WRITTEN EXERCISE
Without the images, write out all of the following entries exactly.

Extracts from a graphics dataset
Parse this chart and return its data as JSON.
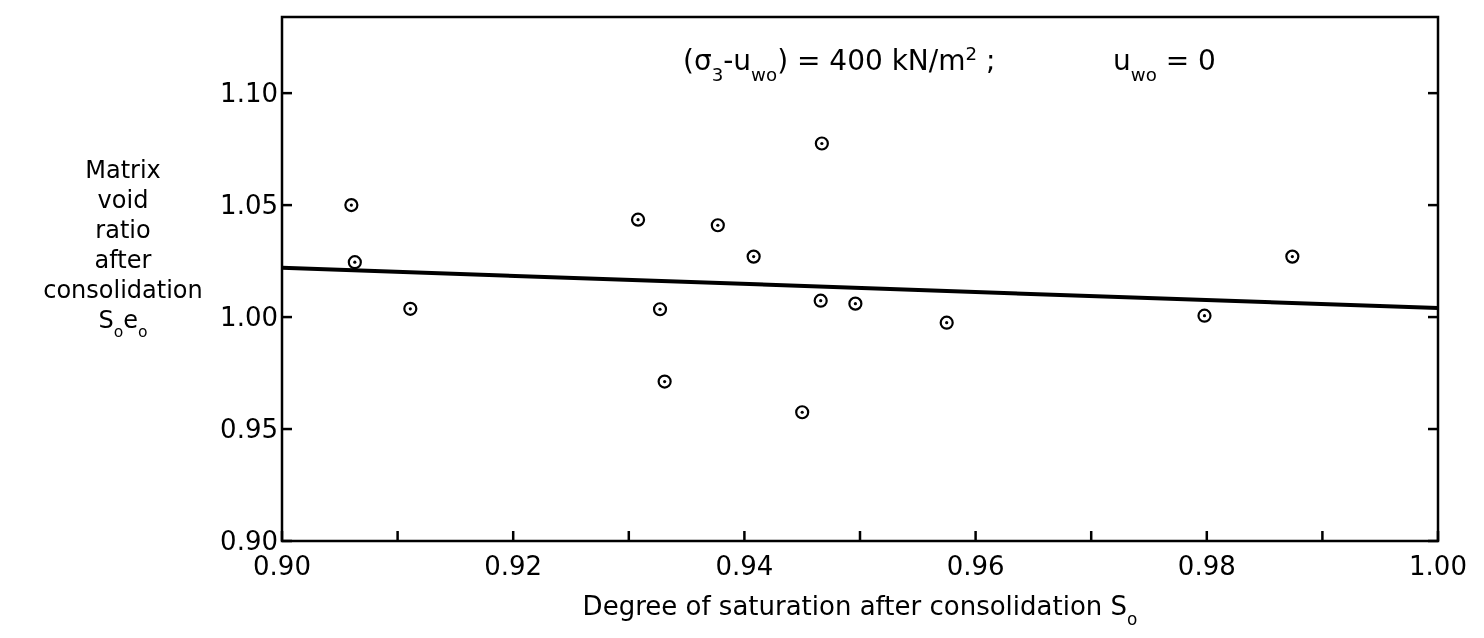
{
  "chart_data": {
    "type": "scatter",
    "xlabel": "Degree of saturation after consolidation S$_{o}$",
    "ylabel": "Matrix void ratio after consolidation S$_{o}$e$_{o}$",
    "annotations": [
      "(σ$_{3}$-u$_{wo}$) = 400 kN/m$^{2}$ ;",
      "u$_{wo}$ = 0"
    ],
    "xlim": [
      0.9,
      1.0
    ],
    "ylim": [
      0.9,
      1.134
    ],
    "xticks": [
      {
        "value": 0.9,
        "label": "0.90"
      },
      {
        "value": 0.91,
        "label": null
      },
      {
        "value": 0.92,
        "label": "0.92"
      },
      {
        "value": 0.93,
        "label": null
      },
      {
        "value": 0.94,
        "label": "0.94"
      },
      {
        "value": 0.95,
        "label": null
      },
      {
        "value": 0.96,
        "label": "0.96"
      },
      {
        "value": 0.97,
        "label": null
      },
      {
        "value": 0.98,
        "label": "0.98"
      },
      {
        "value": 0.99,
        "label": null
      },
      {
        "value": 1.0,
        "label": "1.00"
      }
    ],
    "yticks": [
      {
        "value": 0.9,
        "label": "0.90"
      },
      {
        "value": 0.95,
        "label": "0.95"
      },
      {
        "value": 1.0,
        "label": "1.00"
      },
      {
        "value": 1.05,
        "label": "1.05"
      },
      {
        "value": 1.1,
        "label": "1.10"
      }
    ],
    "grid": false,
    "marker": "circle",
    "series": [
      {
        "color": "#000000",
        "x": [
          0.906,
          0.9063,
          0.9111,
          0.9308,
          0.9327,
          0.9331,
          0.9377,
          0.9408,
          0.945,
          0.9467,
          0.9466,
          0.9496,
          0.9575,
          0.9798,
          0.9874
        ],
        "values": [
          1.05,
          1.0245,
          1.0037,
          1.0435,
          1.0035,
          0.9712,
          1.041,
          1.027,
          0.9575,
          1.0775,
          1.0073,
          1.006,
          0.9975,
          1.0006,
          1.027
        ]
      },
      {
        "type": "line",
        "color": "#000000",
        "x": [
          0.9,
          1.0
        ],
        "values": [
          1.022,
          1.004
        ],
        "marker": "none",
        "line_style": "solid"
      }
    ]
  }
}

ANSWER BELOW
Parse this chart and return its data as JSON.
{
  "chart_data": {
    "type": "scatter",
    "xlabel": "Degree of saturation after consolidation S$_{o}$",
    "ylabel": "Matrix void ratio after consolidation S$_{o}$e$_{o}$",
    "annotations": [
      "(σ$_{3}$-u$_{wo}$) = 400 kN/m$^{2}$ ;",
      "u$_{wo}$ = 0"
    ],
    "xlim": [
      0.9,
      1.0
    ],
    "ylim": [
      0.9,
      1.134
    ],
    "xticks": [
      {
        "value": 0.9,
        "label": "0.90"
      },
      {
        "value": 0.91,
        "label": null
      },
      {
        "value": 0.92,
        "label": "0.92"
      },
      {
        "value": 0.93,
        "label": null
      },
      {
        "value": 0.94,
        "label": "0.94"
      },
      {
        "value": 0.95,
        "label": null
      },
      {
        "value": 0.96,
        "label": "0.96"
      },
      {
        "value": 0.97,
        "label": null
      },
      {
        "value": 0.98,
        "label": "0.98"
      },
      {
        "value": 0.99,
        "label": null
      },
      {
        "value": 1.0,
        "label": "1.00"
      }
    ],
    "yticks": [
      {
        "value": 0.9,
        "label": "0.90"
      },
      {
        "value": 0.95,
        "label": "0.95"
      },
      {
        "value": 1.0,
        "label": "1.00"
      },
      {
        "value": 1.05,
        "label": "1.05"
      },
      {
        "value": 1.1,
        "label": "1.10"
      }
    ],
    "grid": false,
    "marker": "circle",
    "series": [
      {
        "color": "#000000",
        "x": [
          0.906,
          0.9063,
          0.9111,
          0.9308,
          0.9327,
          0.9331,
          0.9377,
          0.9408,
          0.945,
          0.9467,
          0.9466,
          0.9496,
          0.9575,
          0.9798,
          0.9874
        ],
        "values": [
          1.05,
          1.0245,
          1.0037,
          1.0435,
          1.0035,
          0.9712,
          1.041,
          1.027,
          0.9575,
          1.0775,
          1.0073,
          1.006,
          0.9975,
          1.0006,
          1.027
        ]
      },
      {
        "type": "line",
        "color": "#000000",
        "x": [
          0.9,
          1.0
        ],
        "values": [
          1.022,
          1.004
        ],
        "marker": "none",
        "line_style": "solid"
      }
    ]
  }
}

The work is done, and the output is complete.